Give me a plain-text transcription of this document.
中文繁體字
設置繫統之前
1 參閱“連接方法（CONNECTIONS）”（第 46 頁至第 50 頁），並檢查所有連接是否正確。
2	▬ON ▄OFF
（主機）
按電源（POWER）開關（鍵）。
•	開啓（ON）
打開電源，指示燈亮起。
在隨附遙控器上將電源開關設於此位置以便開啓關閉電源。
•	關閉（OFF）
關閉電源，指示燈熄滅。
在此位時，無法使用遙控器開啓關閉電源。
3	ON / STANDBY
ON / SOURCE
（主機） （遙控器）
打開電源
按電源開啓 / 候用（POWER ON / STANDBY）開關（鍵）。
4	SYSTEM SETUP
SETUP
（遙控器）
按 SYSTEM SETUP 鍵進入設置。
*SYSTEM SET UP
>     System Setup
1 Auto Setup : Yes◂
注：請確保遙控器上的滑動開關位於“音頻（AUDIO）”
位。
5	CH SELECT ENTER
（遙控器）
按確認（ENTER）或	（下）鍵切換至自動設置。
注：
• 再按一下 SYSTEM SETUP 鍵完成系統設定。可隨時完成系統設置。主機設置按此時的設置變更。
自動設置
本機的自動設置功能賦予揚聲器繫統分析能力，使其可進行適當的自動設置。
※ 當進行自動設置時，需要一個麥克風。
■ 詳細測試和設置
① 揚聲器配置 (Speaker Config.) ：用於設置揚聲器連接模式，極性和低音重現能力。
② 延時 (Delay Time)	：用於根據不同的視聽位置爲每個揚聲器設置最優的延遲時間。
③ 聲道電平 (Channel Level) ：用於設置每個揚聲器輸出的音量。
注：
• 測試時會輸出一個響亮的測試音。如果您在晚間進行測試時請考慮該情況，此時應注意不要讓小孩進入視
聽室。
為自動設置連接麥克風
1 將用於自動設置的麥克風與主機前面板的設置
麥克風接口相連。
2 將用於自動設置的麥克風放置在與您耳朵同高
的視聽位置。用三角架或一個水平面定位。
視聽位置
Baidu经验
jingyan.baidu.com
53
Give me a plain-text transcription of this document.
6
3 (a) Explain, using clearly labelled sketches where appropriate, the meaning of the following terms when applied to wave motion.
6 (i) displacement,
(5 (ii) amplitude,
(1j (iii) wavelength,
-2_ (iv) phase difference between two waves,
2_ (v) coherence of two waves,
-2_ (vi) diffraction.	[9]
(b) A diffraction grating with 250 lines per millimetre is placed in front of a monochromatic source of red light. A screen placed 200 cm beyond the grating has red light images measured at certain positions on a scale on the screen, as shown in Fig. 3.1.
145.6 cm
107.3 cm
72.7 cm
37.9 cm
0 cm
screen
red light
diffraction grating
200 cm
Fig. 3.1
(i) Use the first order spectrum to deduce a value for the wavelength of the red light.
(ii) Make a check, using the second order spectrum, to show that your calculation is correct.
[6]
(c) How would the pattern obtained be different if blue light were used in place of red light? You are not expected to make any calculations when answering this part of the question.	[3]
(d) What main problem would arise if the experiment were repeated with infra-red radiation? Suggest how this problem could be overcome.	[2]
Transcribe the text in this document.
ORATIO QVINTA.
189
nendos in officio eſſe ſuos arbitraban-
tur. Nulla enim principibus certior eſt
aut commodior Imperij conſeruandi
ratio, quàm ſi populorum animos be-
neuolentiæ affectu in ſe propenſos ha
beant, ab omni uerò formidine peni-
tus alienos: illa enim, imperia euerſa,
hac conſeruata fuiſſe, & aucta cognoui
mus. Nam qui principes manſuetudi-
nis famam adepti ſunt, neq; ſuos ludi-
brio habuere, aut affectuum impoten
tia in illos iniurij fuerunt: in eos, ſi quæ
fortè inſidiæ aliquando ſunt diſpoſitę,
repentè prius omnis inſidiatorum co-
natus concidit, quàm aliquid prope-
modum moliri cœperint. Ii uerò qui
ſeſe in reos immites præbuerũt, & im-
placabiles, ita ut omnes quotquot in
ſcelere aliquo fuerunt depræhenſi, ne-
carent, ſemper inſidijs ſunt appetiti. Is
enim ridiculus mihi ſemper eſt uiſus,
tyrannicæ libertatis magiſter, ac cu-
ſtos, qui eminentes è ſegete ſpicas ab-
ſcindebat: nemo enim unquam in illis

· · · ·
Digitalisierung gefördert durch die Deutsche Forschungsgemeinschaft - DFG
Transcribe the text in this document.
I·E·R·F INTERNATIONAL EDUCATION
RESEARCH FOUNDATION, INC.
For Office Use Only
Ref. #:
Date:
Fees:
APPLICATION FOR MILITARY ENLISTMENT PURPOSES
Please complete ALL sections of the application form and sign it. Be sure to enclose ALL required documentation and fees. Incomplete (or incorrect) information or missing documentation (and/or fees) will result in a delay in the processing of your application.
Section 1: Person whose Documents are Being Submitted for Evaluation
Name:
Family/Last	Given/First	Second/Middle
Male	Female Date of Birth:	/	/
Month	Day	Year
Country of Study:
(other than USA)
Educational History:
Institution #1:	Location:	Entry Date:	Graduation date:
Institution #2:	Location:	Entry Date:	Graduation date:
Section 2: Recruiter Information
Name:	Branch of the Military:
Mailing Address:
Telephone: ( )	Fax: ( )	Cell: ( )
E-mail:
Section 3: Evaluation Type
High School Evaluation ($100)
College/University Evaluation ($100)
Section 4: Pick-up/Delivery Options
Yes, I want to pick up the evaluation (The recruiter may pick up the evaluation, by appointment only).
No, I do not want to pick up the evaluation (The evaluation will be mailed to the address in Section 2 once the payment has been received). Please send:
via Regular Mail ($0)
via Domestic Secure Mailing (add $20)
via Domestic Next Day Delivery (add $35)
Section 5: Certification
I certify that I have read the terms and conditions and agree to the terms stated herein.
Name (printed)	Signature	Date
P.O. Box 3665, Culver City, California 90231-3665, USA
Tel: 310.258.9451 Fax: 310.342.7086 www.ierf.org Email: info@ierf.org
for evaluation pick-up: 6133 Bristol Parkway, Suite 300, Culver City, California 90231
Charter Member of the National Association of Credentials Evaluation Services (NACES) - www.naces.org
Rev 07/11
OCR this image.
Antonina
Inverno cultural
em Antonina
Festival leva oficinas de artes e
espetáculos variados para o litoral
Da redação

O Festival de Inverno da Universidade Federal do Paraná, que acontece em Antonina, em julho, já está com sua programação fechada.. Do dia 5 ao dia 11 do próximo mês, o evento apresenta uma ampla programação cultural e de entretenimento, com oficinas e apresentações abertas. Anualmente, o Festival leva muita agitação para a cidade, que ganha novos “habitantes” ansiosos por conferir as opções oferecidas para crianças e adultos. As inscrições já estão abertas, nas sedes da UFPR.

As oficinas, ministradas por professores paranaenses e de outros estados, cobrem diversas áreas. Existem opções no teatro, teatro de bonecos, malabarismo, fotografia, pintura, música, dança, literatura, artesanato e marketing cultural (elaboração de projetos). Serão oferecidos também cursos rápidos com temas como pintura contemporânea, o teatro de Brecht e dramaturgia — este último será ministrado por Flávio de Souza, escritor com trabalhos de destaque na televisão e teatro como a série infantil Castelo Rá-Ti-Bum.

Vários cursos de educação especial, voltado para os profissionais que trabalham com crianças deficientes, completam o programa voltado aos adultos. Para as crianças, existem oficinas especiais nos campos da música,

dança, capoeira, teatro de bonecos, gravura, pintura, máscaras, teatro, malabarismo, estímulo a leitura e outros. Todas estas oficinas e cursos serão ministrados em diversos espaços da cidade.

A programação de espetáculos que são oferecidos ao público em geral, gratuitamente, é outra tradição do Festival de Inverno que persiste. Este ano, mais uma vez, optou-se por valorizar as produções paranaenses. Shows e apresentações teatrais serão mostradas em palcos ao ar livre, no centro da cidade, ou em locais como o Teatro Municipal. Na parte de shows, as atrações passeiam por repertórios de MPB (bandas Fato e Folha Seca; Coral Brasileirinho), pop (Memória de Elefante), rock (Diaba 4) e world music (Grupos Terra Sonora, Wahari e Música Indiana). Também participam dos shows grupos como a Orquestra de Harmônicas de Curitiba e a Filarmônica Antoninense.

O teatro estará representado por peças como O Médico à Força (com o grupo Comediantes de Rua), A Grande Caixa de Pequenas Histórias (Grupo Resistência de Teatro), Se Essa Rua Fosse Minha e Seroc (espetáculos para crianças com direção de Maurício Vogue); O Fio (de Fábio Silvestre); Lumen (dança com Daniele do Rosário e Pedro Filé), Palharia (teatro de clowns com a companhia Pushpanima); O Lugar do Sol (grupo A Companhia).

#### Exercise requirements:
Search the data for "when". Copy every line that has it.

#### Exercise output:
3 (a) Explain, using clearly labelled sketches where appropriate, the meaning of the following terms when applied to wave motion.
(c) How would the pattern obtained be different if blue light were used in place of red light? You are not expected to make any calculations when answering this part of the question.	[3]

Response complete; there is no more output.